→ OBJECTIVE
Filter this data down to the lines that hold "JSON", and copy them.

→ INPUT MATERIAL
╔══

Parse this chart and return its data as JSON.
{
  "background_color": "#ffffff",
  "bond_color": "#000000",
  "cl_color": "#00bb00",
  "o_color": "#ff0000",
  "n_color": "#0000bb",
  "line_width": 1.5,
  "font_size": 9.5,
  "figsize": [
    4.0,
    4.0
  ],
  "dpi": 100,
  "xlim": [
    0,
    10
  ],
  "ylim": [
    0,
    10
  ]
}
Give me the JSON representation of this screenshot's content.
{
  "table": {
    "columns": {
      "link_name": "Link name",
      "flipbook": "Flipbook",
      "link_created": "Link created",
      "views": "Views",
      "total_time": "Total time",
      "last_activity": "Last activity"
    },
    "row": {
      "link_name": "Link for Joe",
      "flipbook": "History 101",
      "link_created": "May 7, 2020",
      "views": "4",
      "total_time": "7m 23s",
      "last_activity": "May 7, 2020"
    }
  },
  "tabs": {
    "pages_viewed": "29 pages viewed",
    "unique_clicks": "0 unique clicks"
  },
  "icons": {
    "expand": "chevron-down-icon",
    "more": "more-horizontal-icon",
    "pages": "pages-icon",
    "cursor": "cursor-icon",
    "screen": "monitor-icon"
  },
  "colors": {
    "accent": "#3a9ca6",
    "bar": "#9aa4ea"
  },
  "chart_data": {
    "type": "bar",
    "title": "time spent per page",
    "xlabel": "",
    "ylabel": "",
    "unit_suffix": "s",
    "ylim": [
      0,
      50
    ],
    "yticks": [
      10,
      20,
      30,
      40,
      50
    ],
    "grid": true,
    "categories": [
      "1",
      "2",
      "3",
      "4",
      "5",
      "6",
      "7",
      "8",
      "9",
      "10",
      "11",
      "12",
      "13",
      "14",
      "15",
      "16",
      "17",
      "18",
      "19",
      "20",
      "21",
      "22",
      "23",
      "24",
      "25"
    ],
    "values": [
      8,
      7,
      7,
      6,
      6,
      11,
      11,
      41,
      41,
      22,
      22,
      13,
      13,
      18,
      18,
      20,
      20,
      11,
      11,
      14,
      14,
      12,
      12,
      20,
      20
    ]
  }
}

╚══

→ TASK SOLUTION
Parse this chart and return its data as JSON.
Give me the JSON representation of this screenshot's content.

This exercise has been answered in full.